* [Directions for this task] Don't copy the pictures; return every other part of the records exactly.

* [Records provided]

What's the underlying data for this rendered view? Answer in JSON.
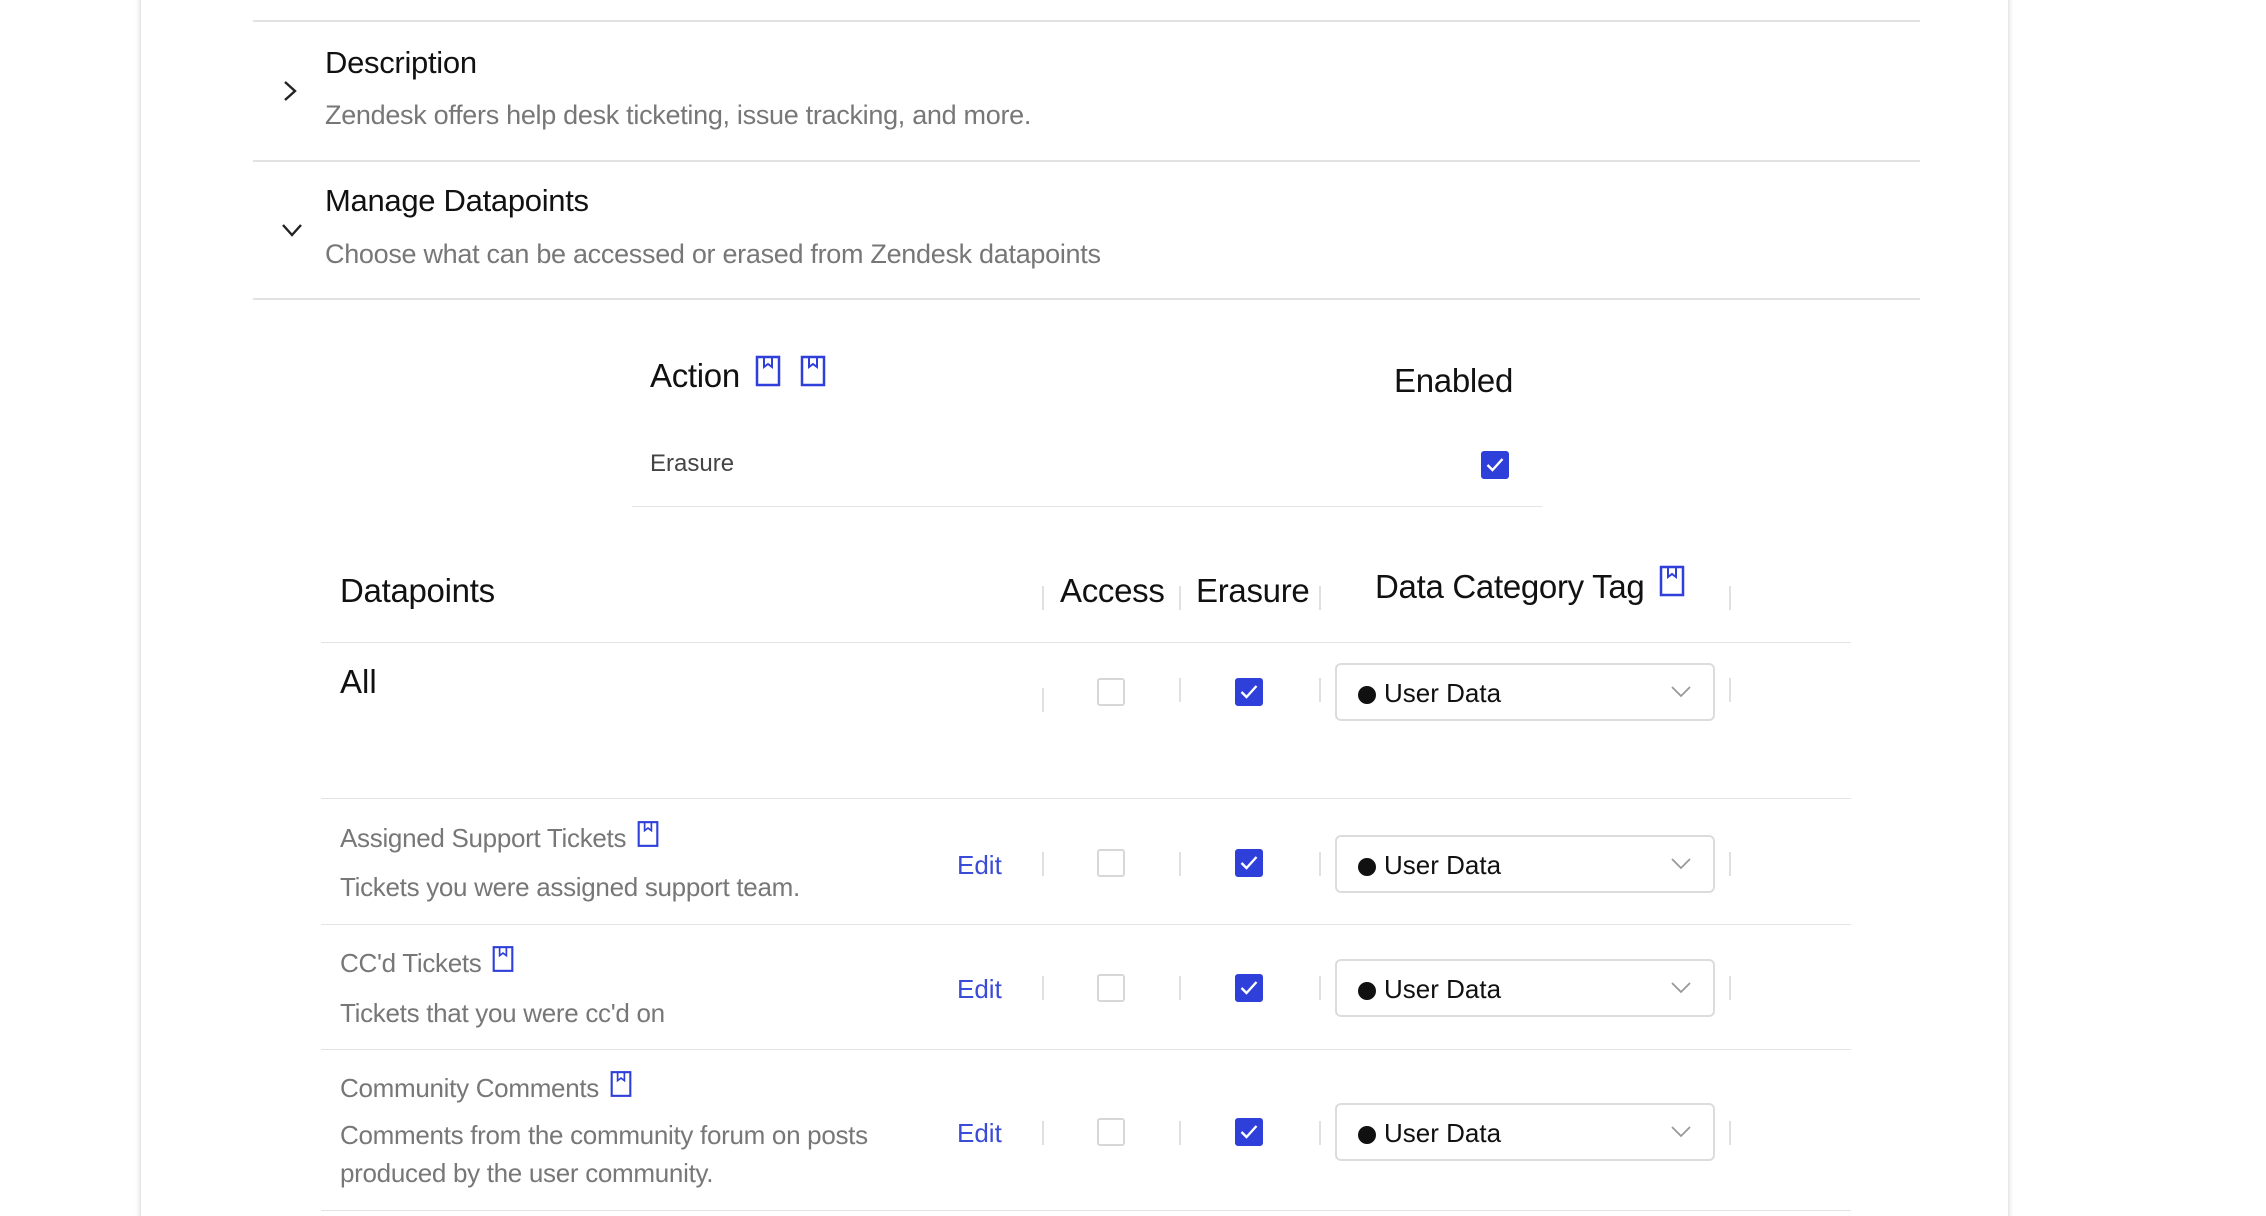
{
  "sections": {
    "description": {
      "title": "Description",
      "text": "Zendesk offers help desk ticketing, issue tracking, and more."
    },
    "manage": {
      "title": "Manage Datapoints",
      "text": "Choose what can be accessed or erased from Zendesk datapoints"
    }
  },
  "action_table": {
    "col_action": "Action",
    "col_enabled": "Enabled",
    "row_label": "Erasure",
    "row_enabled": true
  },
  "datapoints_table": {
    "col_datapoints": "Datapoints",
    "col_access": "Access",
    "col_erasure": "Erasure",
    "col_tag": "Data Category Tag",
    "all_row": {
      "label": "All",
      "access": false,
      "erasure": true,
      "tag": "User Data"
    },
    "rows": [
      {
        "name": "Assigned Support Tickets",
        "desc_lines": [
          "Tickets you were assigned support team."
        ],
        "edit": "Edit",
        "access": false,
        "erasure": true,
        "tag": "User Data"
      },
      {
        "name": "CC'd Tickets",
        "desc_lines": [
          "Tickets that you were cc'd on"
        ],
        "edit": "Edit",
        "access": false,
        "erasure": true,
        "tag": "User Data"
      },
      {
        "name": "Community Comments",
        "desc_lines": [
          "Comments from the community forum on posts",
          "produced by the user community."
        ],
        "edit": "Edit",
        "access": false,
        "erasure": true,
        "tag": "User Data"
      }
    ]
  },
  "colors": {
    "accent": "#2f3fd9",
    "link": "#3a4bd8",
    "muted_text": "#777777",
    "divider": "#e2e2e2"
  },
  "icons": {
    "expand_collapsed": "chevron-right-icon",
    "expand_open": "chevron-down-icon",
    "info": "bookmark-icon",
    "dropdown": "chevron-down-icon",
    "tag_dot": "dot-icon"
  }
}
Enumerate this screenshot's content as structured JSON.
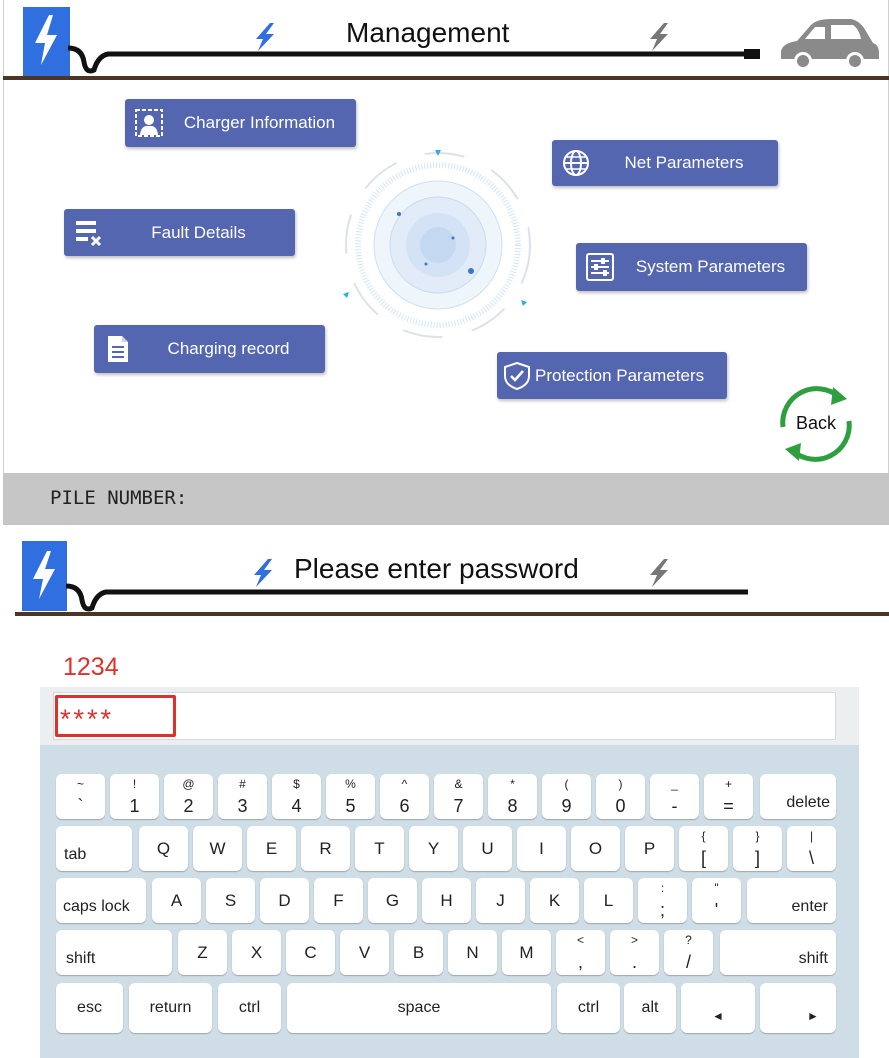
{
  "management": {
    "title": "Management",
    "buttons": [
      {
        "id": "charger-info",
        "label": "Charger Information"
      },
      {
        "id": "net-params",
        "label": "Net Parameters"
      },
      {
        "id": "fault-details",
        "label": "Fault Details"
      },
      {
        "id": "system-params",
        "label": "System Parameters"
      },
      {
        "id": "charging-record",
        "label": "Charging record"
      },
      {
        "id": "protection-params",
        "label": "Protection Parameters"
      }
    ],
    "back_label": "Back",
    "footer_label": "PILE NUMBER:",
    "colors": {
      "button": "#5566b1",
      "back": "#2e9e3e",
      "header_line": "#4a3526",
      "footer": "#c6c6c6"
    }
  },
  "password": {
    "title": "Please enter password",
    "hint": "1234",
    "masked_value": "****"
  },
  "keyboard": {
    "row1": [
      {
        "up": "~",
        "lo": "`"
      },
      {
        "up": "!",
        "lo": "1"
      },
      {
        "up": "@",
        "lo": "2"
      },
      {
        "up": "#",
        "lo": "3"
      },
      {
        "up": "$",
        "lo": "4"
      },
      {
        "up": "%",
        "lo": "5"
      },
      {
        "up": "^",
        "lo": "6"
      },
      {
        "up": "&",
        "lo": "7"
      },
      {
        "up": "*",
        "lo": "8"
      },
      {
        "up": "(",
        "lo": "9"
      },
      {
        "up": ")",
        "lo": "0"
      },
      {
        "up": "_",
        "lo": "-"
      },
      {
        "up": "+",
        "lo": "="
      }
    ],
    "delete": "delete",
    "tab": "tab",
    "row2": [
      "Q",
      "W",
      "E",
      "R",
      "T",
      "Y",
      "U",
      "I",
      "O",
      "P"
    ],
    "row2_sym": [
      {
        "up": "{",
        "lo": "["
      },
      {
        "up": "}",
        "lo": "]"
      },
      {
        "up": "|",
        "lo": "\\"
      }
    ],
    "caps": "caps lock",
    "row3": [
      "A",
      "S",
      "D",
      "F",
      "G",
      "H",
      "J",
      "K",
      "L"
    ],
    "row3_sym": [
      {
        "up": ":",
        "lo": ";"
      },
      {
        "up": "\"",
        "lo": "'"
      }
    ],
    "enter": "enter",
    "shift": "shift",
    "row4": [
      "Z",
      "X",
      "C",
      "V",
      "B",
      "N",
      "M"
    ],
    "row4_sym": [
      {
        "up": "<",
        "lo": ","
      },
      {
        "up": ">",
        "lo": "."
      },
      {
        "up": "?",
        "lo": "/"
      }
    ],
    "esc": "esc",
    "return": "return",
    "ctrl": "ctrl",
    "space": "space",
    "alt": "alt",
    "left_arrow": "◄",
    "right_arrow": "►"
  }
}
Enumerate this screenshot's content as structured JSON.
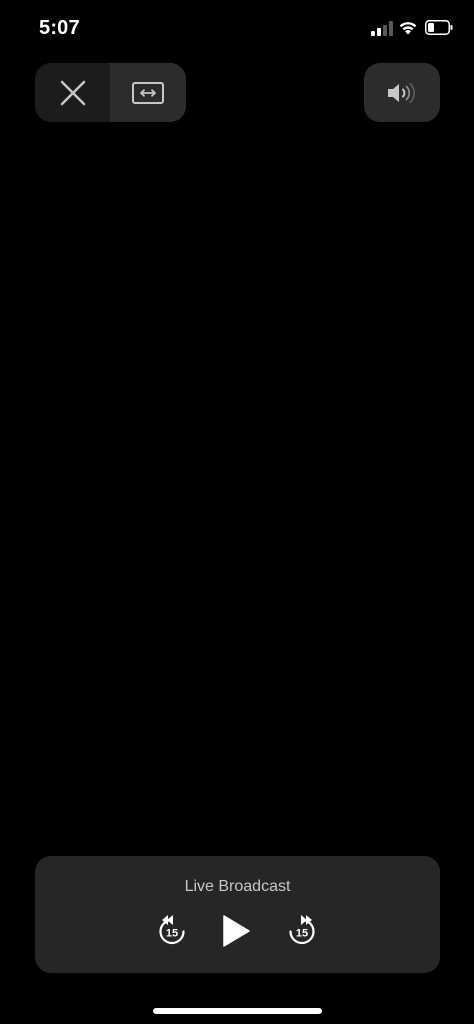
{
  "status_bar": {
    "time": "5:07",
    "signal_icon": "cellular-signal-icon",
    "wifi_icon": "wifi-icon",
    "battery_icon": "battery-icon"
  },
  "top_controls": {
    "close_icon": "close-icon",
    "aspect_icon": "aspect-ratio-icon",
    "volume_icon": "speaker-volume-icon"
  },
  "player": {
    "title": "Live Broadcast",
    "skip_back_label": "15",
    "skip_forward_label": "15",
    "play_icon": "play-icon"
  },
  "colors": {
    "background": "#000000",
    "panel": "#262626",
    "button_dark": "#1c1c1e",
    "button_light": "#2c2c2e",
    "icon": "#c7c7c7"
  }
}
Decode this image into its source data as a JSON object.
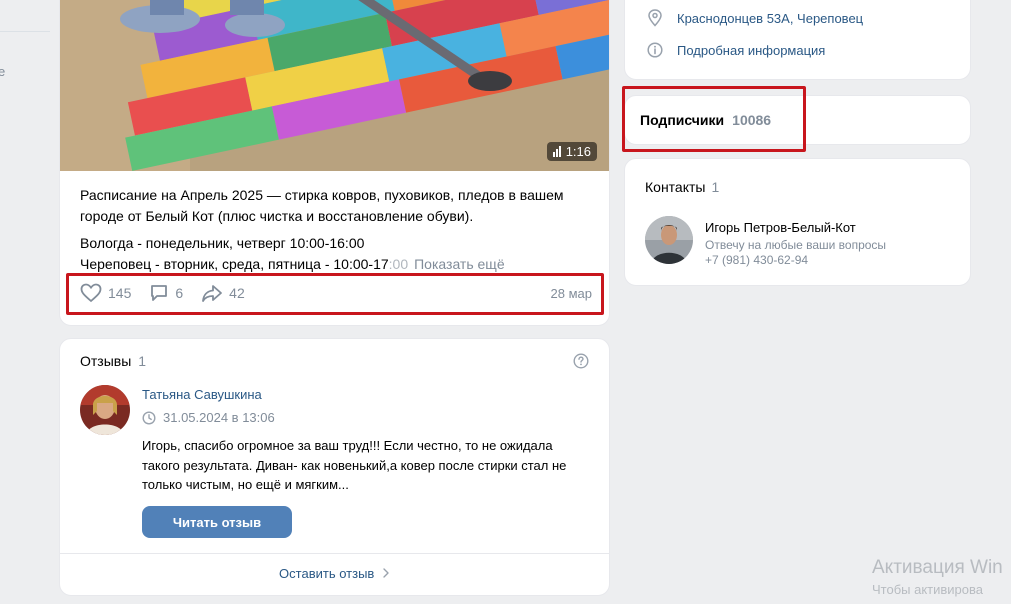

* [Written response]
What's the underlying data for this rendered view? Answer in JSON.
{
  "sections": {
    "description": {
      "title": "Description",
      "text": "Zendesk offers help desk ticketing, issue tracking, and more."
    },
    "manage": {
      "title": "Manage Datapoints",
      "text": "Choose what can be accessed or erased from Zendesk datapoints"
    }
  },
  "action_table": {
    "col_action": "Action",
    "col_enabled": "Enabled",
    "row_label": "Erasure",
    "row_enabled": true
  },
  "datapoints_table": {
    "col_datapoints": "Datapoints",
    "col_access": "Access",
    "col_erasure": "Erasure",
    "col_tag": "Data Category Tag",
    "all_row": {
      "label": "All",
      "access": false,
      "erasure": true,
      "tag": "User Data"
    },
    "rows": [
      {
        "name": "Assigned Support Tickets",
        "desc_lines": [
          "Tickets you were assigned support team."
        ],
        "edit": "Edit",
        "access": false,
        "erasure": true,
        "tag": "User Data"
      },
      {
        "name": "CC'd Tickets",
        "desc_lines": [
          "Tickets that you were cc'd on"
        ],
        "edit": "Edit",
        "access": false,
        "erasure": true,
        "tag": "User Data"
      },
      {
        "name": "Community Comments",
        "desc_lines": [
          "Comments from the community forum on posts",
          "produced by the user community."
        ],
        "edit": "Edit",
        "access": false,
        "erasure": true,
        "tag": "User Data"
      }
    ]
  },
  "colors": {
    "accent": "#2f3fd9",
    "link": "#3a4bd8",
    "muted_text": "#777777",
    "divider": "#e2e2e2"
  },
  "icons": {
    "expand_collapsed": "chevron-right-icon",
    "expand_open": "chevron-down-icon",
    "info": "bookmark-icon",
    "dropdown": "chevron-down-icon",
    "tag_dot": "dot-icon"
  }
}
Enumerate this screenshot's content as structured JSON.
{
  "management": {
    "title": "Management",
    "buttons": [
      {
        "id": "charger-info",
        "label": "Charger Information"
      },
      {
        "id": "net-params",
        "label": "Net Parameters"
      },
      {
        "id": "fault-details",
        "label": "Fault Details"
      },
      {
        "id": "system-params",
        "label": "System Parameters"
      },
      {
        "id": "charging-record",
        "label": "Charging record"
      },
      {
        "id": "protection-params",
        "label": "Protection Parameters"
      }
    ],
    "back_label": "Back",
    "footer_label": "PILE NUMBER:",
    "colors": {
      "button": "#5566b1",
      "back": "#2e9e3e",
      "header_line": "#4a3526",
      "footer": "#c6c6c6"
    }
  },
  "password": {
    "title": "Please enter password",
    "hint": "1234",
    "masked_value": "****"
  },
  "keyboard": {
    "row1": [
      {
        "up": "~",
        "lo": "`"
      },
      {
        "up": "!",
        "lo": "1"
      },
      {
        "up": "@",
        "lo": "2"
      },
      {
        "up": "#",
        "lo": "3"
      },
      {
        "up": "$",
        "lo": "4"
      },
      {
        "up": "%",
        "lo": "5"
      },
      {
        "up": "^",
        "lo": "6"
      },
      {
        "up": "&",
        "lo": "7"
      },
      {
        "up": "*",
        "lo": "8"
      },
      {
        "up": "(",
        "lo": "9"
      },
      {
        "up": ")",
        "lo": "0"
      },
      {
        "up": "_",
        "lo": "-"
      },
      {
        "up": "+",
        "lo": "="
      }
    ],
    "delete": "delete",
    "tab": "tab",
    "row2": [
      "Q",
      "W",
      "E",
      "R",
      "T",
      "Y",
      "U",
      "I",
      "O",
      "P"
    ],
    "row2_sym": [
      {
        "up": "{",
        "lo": "["
      },
      {
        "up": "}",
        "lo": "]"
      },
      {
        "up": "|",
        "lo": "\\"
      }
    ],
    "caps": "caps lock",
    "row3": [
      "A",
      "S",
      "D",
      "F",
      "G",
      "H",
      "J",
      "K",
      "L"
    ],
    "row3_sym": [
      {
        "up": ":",
        "lo": ";"
      },
      {
        "up": "\"",
        "lo": "'"
      }
    ],
    "enter": "enter",
    "shift": "shift",
    "row4": [
      "Z",
      "X",
      "C",
      "V",
      "B",
      "N",
      "M"
    ],
    "row4_sym": [
      {
        "up": "<",
        "lo": ","
      },
      {
        "up": ">",
        "lo": "."
      },
      {
        "up": "?",
        "lo": "/"
      }
    ],
    "esc": "esc",
    "return": "return",
    "ctrl": "ctrl",
    "space": "space",
    "alt": "alt",
    "left_arrow": "◄",
    "right_arrow": "►"
  }
}
Enumerate this screenshot's content as structured JSON.
{
  "status_bar": {
    "time": "5:07",
    "signal_icon": "cellular-signal-icon",
    "wifi_icon": "wifi-icon",
    "battery_icon": "battery-icon"
  },
  "top_controls": {
    "close_icon": "close-icon",
    "aspect_icon": "aspect-ratio-icon",
    "volume_icon": "speaker-volume-icon"
  },
  "player": {
    "title": "Live Broadcast",
    "skip_back_label": "15",
    "skip_forward_label": "15",
    "play_icon": "play-icon"
  },
  "colors": {
    "background": "#000000",
    "panel": "#262626",
    "button_dark": "#1c1c1e",
    "button_light": "#2c2c2e",
    "icon": "#c7c7c7"
  }
}
Decode this image into its source data as a JSON object.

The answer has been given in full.